• [DIRECTIONS FOR THIS TASK]: Extract every line of the entries below that contains the word "rule".

• [MATERIAL FOR THE TASK]:
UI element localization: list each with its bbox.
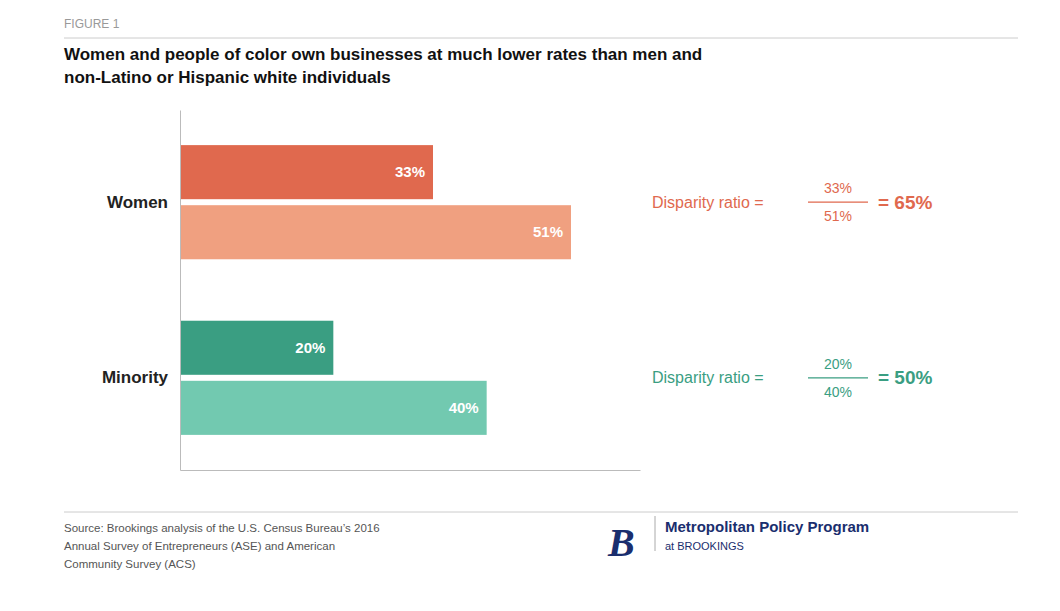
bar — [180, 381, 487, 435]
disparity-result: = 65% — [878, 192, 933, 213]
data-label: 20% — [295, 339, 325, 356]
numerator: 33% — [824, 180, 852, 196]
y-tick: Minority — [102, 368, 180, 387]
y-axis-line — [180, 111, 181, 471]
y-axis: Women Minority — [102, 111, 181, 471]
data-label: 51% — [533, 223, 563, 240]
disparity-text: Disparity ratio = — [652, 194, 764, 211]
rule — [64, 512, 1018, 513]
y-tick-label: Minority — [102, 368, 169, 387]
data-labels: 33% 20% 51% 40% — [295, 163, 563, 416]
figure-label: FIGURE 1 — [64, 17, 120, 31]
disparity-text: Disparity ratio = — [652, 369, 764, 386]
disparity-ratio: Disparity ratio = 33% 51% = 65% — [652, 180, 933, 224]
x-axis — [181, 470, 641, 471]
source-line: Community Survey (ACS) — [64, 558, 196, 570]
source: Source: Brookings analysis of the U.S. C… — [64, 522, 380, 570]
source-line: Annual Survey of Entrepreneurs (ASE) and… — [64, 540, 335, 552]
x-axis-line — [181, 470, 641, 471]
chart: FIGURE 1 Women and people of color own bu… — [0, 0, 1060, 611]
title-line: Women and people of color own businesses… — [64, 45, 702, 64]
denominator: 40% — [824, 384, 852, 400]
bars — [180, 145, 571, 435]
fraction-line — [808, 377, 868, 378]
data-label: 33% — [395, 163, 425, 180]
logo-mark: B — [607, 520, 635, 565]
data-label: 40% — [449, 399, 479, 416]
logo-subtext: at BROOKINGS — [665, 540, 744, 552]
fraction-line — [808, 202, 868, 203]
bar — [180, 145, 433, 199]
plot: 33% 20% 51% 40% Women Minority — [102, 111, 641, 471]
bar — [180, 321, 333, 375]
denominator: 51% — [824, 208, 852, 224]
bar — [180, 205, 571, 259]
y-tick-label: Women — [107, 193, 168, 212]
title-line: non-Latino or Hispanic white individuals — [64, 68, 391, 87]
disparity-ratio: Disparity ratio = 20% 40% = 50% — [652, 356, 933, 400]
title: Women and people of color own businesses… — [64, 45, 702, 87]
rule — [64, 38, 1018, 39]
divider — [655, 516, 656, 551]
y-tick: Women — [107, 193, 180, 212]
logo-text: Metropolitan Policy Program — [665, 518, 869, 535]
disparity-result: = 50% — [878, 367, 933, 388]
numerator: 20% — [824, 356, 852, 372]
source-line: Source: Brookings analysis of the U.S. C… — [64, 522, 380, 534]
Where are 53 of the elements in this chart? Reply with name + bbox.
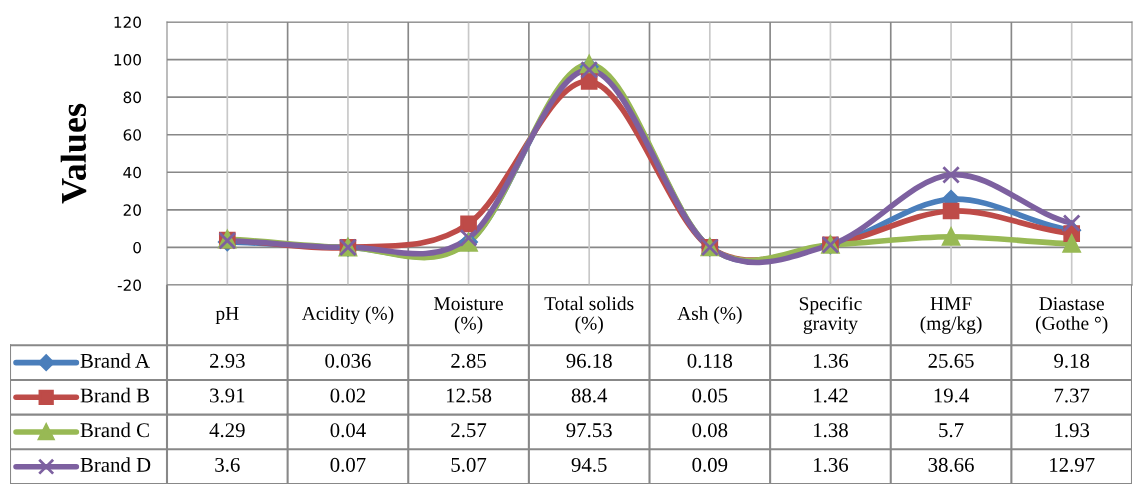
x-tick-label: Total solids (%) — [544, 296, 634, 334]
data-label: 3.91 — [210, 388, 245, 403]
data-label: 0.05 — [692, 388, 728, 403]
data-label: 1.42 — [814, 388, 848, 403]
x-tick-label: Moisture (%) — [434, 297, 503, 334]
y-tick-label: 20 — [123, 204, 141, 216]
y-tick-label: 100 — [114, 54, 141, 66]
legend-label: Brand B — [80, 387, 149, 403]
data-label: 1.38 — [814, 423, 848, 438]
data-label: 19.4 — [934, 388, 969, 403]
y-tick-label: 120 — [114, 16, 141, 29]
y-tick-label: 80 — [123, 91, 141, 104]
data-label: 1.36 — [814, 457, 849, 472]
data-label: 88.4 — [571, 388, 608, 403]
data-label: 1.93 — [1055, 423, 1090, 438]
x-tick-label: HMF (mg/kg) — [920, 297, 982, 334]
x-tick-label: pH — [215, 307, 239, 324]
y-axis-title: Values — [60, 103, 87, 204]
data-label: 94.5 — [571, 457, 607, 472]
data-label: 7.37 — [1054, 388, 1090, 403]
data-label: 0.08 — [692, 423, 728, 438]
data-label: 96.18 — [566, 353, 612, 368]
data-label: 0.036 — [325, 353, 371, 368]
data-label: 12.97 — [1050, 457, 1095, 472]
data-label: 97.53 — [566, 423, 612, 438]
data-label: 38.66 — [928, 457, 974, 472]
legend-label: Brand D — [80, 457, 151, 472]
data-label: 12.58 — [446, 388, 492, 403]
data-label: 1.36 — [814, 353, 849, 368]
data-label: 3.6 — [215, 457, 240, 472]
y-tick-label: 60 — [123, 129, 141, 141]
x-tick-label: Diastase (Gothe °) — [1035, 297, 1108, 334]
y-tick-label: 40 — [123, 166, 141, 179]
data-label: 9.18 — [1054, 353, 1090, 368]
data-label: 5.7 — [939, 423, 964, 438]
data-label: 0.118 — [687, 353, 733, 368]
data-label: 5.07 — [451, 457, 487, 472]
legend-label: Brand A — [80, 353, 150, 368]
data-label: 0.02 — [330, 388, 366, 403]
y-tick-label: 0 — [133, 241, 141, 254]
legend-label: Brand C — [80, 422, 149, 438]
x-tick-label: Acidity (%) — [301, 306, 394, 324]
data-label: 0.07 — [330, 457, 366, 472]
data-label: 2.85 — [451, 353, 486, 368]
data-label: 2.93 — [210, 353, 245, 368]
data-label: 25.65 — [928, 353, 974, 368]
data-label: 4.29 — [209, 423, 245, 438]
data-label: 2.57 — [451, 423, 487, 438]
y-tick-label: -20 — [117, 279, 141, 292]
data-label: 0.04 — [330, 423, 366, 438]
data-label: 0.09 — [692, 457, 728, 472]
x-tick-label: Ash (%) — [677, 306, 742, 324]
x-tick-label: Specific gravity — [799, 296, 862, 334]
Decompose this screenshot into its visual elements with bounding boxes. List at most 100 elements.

---

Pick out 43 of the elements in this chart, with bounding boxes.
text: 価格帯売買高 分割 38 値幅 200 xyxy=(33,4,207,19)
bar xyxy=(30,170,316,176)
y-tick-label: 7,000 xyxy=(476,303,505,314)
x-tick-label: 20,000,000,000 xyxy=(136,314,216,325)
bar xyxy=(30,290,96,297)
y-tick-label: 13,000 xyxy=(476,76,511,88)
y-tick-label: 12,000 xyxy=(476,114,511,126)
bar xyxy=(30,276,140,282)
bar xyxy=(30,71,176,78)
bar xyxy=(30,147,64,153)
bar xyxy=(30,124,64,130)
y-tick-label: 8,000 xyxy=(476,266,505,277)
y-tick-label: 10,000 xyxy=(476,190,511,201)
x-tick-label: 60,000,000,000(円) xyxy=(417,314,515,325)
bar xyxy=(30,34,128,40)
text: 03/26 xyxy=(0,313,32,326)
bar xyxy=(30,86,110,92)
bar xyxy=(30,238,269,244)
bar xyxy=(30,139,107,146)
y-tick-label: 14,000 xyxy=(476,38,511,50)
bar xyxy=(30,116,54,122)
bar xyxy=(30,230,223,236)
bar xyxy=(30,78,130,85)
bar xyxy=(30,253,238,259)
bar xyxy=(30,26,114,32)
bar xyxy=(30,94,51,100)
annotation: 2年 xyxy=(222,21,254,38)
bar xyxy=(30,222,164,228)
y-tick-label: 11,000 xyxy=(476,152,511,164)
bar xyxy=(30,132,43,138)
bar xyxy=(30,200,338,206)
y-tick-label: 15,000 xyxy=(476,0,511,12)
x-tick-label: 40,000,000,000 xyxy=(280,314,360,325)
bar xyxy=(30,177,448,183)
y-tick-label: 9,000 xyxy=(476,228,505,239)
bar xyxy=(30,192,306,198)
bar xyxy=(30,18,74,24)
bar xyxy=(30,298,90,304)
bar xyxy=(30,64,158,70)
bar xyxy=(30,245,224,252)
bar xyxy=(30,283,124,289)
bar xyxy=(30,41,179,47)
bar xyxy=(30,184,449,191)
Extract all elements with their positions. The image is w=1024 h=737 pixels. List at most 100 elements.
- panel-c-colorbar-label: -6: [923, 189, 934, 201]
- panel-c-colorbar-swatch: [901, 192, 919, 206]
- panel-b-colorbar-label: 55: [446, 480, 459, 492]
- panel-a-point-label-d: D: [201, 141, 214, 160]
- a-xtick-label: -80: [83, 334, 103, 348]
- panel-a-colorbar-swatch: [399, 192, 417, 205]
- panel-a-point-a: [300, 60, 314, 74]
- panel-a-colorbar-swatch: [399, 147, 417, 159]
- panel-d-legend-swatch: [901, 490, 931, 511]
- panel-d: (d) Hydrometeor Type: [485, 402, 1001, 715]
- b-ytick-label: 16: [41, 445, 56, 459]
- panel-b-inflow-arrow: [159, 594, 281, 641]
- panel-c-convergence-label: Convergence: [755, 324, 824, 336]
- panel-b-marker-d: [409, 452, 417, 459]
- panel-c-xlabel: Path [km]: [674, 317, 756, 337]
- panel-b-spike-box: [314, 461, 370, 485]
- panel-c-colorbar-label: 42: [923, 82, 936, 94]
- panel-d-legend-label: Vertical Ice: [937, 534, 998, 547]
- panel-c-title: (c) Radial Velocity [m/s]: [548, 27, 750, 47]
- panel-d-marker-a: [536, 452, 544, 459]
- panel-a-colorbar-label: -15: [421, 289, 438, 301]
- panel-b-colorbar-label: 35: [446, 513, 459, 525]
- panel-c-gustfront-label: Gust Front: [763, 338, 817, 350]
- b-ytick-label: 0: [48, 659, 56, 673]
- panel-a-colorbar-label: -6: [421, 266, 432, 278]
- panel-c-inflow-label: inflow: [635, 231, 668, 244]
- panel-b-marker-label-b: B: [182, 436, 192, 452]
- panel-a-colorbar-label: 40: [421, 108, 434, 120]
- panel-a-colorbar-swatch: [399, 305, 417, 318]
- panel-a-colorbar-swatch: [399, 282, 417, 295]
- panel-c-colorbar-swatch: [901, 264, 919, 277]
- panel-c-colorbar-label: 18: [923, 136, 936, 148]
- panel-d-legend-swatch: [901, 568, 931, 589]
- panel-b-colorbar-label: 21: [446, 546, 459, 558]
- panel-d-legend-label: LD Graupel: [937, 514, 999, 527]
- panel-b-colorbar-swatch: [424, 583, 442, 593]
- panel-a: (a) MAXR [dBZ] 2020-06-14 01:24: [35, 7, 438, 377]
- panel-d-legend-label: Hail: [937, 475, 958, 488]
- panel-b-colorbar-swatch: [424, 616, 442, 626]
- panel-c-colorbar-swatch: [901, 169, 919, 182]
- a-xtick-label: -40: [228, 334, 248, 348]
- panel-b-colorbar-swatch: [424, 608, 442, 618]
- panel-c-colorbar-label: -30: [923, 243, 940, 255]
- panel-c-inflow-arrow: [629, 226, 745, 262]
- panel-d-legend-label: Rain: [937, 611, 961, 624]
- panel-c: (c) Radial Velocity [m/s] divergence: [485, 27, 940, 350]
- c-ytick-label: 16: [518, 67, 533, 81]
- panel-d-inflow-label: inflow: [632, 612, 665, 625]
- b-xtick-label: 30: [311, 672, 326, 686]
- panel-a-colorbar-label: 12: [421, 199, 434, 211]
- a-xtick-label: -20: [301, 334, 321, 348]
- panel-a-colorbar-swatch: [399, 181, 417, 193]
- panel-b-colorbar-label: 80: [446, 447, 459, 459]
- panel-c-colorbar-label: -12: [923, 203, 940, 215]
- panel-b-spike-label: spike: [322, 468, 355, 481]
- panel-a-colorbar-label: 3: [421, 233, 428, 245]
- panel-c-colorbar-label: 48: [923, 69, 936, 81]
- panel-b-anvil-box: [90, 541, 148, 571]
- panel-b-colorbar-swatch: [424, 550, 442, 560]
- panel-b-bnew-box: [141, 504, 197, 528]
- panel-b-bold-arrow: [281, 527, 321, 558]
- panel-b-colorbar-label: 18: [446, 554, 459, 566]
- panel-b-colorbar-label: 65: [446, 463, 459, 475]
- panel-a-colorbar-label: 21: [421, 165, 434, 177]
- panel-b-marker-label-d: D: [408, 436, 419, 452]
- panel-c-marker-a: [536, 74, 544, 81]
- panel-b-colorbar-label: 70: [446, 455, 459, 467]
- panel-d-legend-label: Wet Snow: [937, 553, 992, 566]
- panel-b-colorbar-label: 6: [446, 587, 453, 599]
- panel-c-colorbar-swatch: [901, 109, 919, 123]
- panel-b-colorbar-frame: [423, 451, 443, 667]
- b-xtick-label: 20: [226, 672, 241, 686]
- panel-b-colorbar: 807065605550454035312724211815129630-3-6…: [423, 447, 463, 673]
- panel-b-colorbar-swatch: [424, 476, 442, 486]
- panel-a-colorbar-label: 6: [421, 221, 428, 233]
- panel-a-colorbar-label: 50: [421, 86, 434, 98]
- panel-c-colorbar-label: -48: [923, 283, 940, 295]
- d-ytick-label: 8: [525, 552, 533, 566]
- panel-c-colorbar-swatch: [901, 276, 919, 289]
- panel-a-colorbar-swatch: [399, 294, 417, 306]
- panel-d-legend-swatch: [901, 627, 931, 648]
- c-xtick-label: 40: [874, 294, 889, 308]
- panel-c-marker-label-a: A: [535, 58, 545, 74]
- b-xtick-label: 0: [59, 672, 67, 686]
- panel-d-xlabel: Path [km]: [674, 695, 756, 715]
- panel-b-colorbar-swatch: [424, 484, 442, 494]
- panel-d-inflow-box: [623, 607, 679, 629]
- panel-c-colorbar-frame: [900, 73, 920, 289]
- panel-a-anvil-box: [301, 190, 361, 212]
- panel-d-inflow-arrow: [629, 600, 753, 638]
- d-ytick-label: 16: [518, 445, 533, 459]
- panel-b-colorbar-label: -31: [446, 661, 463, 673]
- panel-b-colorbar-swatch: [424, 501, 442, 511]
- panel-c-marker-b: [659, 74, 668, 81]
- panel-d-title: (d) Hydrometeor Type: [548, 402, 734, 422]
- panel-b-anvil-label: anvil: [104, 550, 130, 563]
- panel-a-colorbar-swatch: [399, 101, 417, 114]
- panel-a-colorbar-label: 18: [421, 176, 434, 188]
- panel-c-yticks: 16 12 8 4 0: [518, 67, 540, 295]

...

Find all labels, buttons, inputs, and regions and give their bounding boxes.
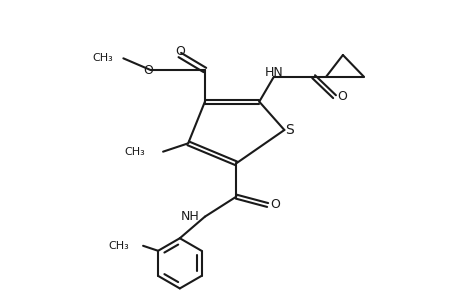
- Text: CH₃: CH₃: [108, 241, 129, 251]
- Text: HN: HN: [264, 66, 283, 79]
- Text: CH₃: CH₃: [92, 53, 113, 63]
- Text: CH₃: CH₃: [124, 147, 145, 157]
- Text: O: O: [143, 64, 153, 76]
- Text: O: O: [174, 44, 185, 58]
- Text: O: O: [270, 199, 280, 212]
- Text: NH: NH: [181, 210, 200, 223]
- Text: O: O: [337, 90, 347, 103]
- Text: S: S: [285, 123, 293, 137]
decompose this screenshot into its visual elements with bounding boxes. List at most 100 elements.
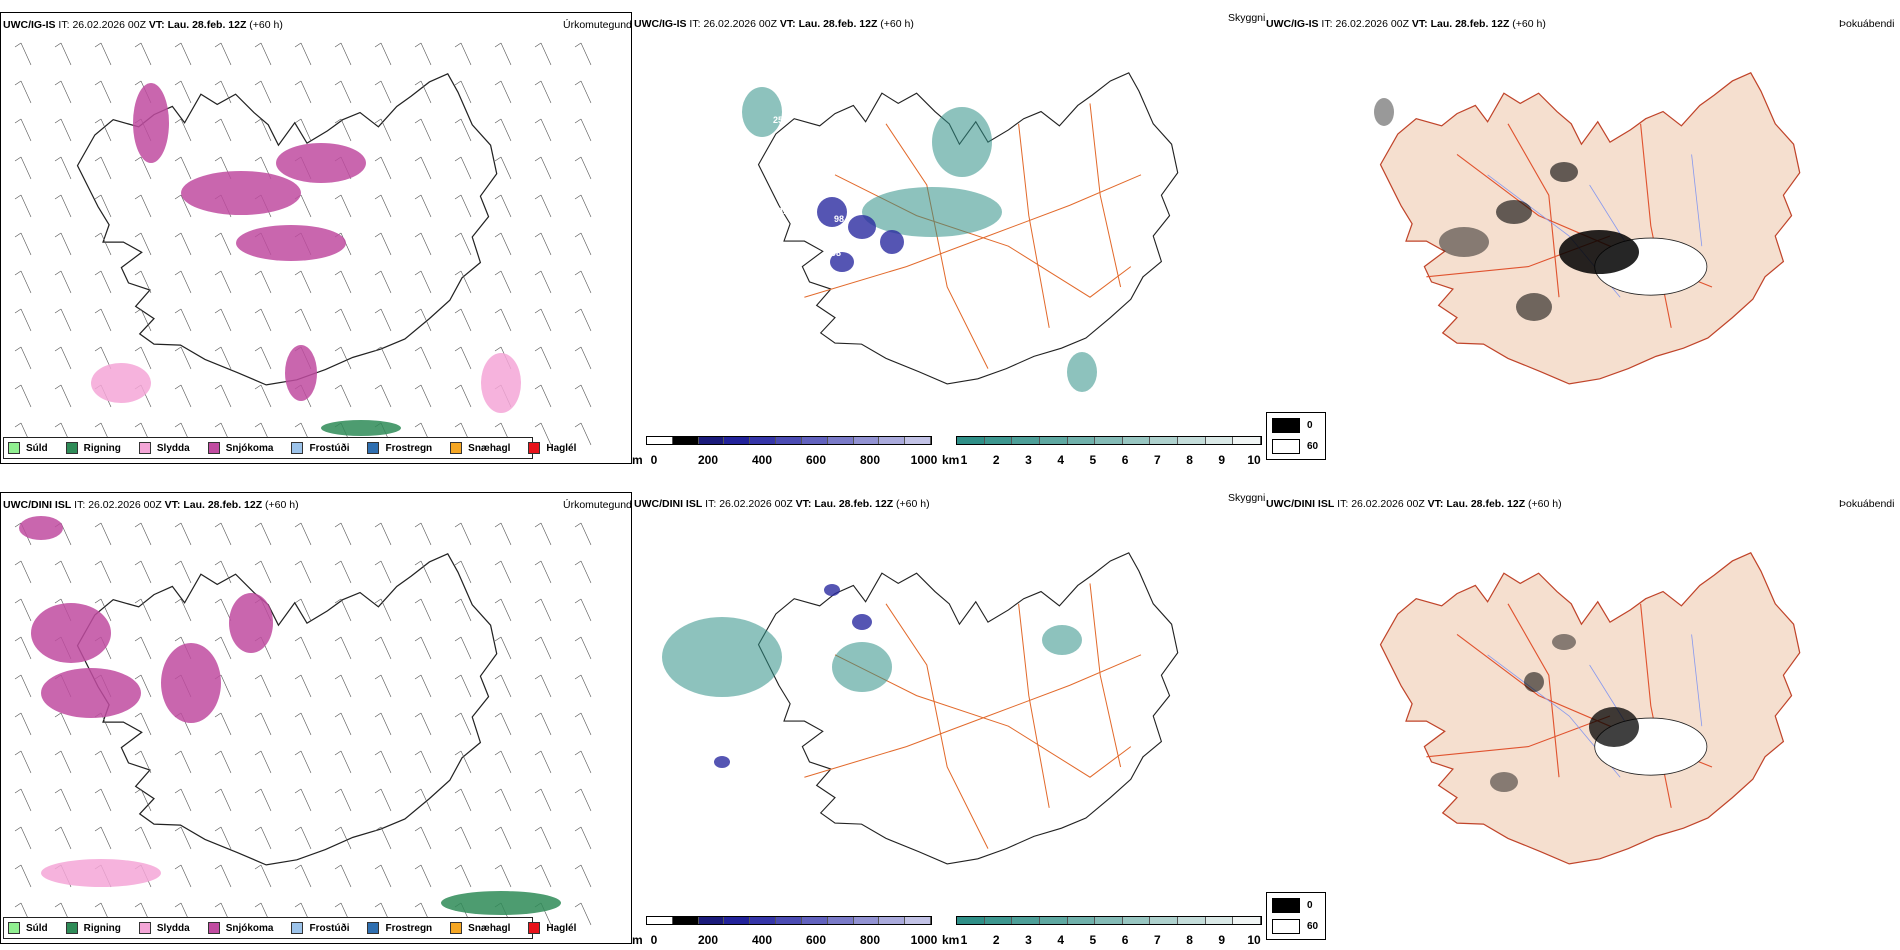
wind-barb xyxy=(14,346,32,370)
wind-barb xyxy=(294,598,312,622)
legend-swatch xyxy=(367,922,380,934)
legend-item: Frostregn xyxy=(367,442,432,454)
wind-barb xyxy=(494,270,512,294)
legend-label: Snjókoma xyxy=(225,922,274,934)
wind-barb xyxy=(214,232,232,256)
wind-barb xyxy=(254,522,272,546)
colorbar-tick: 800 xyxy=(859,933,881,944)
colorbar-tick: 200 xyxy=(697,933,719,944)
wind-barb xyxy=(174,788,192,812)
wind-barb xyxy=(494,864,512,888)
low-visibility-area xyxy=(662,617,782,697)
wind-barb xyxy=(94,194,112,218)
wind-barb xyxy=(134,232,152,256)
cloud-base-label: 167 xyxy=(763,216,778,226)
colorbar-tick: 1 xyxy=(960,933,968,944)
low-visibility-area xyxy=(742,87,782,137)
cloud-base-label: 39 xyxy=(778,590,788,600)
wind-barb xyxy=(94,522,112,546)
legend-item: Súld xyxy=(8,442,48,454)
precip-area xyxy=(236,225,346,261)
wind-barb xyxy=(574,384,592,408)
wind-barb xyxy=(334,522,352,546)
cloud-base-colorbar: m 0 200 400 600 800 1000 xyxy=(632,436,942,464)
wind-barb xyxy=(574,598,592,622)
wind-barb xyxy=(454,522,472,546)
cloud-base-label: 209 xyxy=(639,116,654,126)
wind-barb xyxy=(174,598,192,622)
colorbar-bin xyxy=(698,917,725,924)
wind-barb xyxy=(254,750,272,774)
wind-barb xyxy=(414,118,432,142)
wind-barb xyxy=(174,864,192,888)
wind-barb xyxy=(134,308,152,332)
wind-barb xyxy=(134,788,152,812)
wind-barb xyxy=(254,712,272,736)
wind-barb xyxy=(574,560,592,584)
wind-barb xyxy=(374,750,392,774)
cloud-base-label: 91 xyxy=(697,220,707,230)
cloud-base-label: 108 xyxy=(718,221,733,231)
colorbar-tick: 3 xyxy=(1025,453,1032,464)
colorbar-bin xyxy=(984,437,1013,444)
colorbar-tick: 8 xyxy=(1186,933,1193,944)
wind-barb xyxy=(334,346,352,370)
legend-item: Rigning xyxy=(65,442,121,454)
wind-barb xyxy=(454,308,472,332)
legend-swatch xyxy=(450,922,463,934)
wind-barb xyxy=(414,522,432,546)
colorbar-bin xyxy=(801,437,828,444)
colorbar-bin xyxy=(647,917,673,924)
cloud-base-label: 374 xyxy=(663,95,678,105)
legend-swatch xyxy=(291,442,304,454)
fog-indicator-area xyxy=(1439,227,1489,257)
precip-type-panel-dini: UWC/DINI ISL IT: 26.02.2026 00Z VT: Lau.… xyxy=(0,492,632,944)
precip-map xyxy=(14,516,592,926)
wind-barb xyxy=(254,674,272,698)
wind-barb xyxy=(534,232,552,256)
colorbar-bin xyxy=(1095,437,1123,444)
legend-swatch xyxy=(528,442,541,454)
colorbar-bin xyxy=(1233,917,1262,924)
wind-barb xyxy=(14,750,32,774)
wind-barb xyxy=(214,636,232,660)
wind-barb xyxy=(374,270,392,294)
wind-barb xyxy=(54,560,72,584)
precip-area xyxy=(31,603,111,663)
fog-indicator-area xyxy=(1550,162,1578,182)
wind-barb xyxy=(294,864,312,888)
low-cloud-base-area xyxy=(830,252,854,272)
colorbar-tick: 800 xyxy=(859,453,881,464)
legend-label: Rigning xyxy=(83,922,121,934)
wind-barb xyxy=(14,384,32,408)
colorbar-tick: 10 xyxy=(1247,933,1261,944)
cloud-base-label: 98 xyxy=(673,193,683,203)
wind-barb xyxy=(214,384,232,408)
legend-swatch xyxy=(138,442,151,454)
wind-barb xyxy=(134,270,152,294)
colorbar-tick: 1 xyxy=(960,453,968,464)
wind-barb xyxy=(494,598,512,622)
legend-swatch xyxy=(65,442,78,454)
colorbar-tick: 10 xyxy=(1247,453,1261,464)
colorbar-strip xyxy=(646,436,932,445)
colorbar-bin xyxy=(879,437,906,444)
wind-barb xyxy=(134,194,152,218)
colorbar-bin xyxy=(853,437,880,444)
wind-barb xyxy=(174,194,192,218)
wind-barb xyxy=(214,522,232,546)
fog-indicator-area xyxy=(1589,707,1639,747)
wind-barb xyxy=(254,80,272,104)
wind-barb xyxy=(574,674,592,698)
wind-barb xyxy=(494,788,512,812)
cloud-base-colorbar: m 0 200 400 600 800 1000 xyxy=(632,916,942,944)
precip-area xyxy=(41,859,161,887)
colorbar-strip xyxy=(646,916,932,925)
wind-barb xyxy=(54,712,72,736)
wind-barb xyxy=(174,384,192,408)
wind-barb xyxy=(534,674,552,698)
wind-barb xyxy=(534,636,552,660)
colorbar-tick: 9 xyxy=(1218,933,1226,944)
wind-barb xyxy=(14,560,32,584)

• [SOLUTION]:
rule — [64, 512, 1018, 513]
rule — [64, 38, 1018, 39]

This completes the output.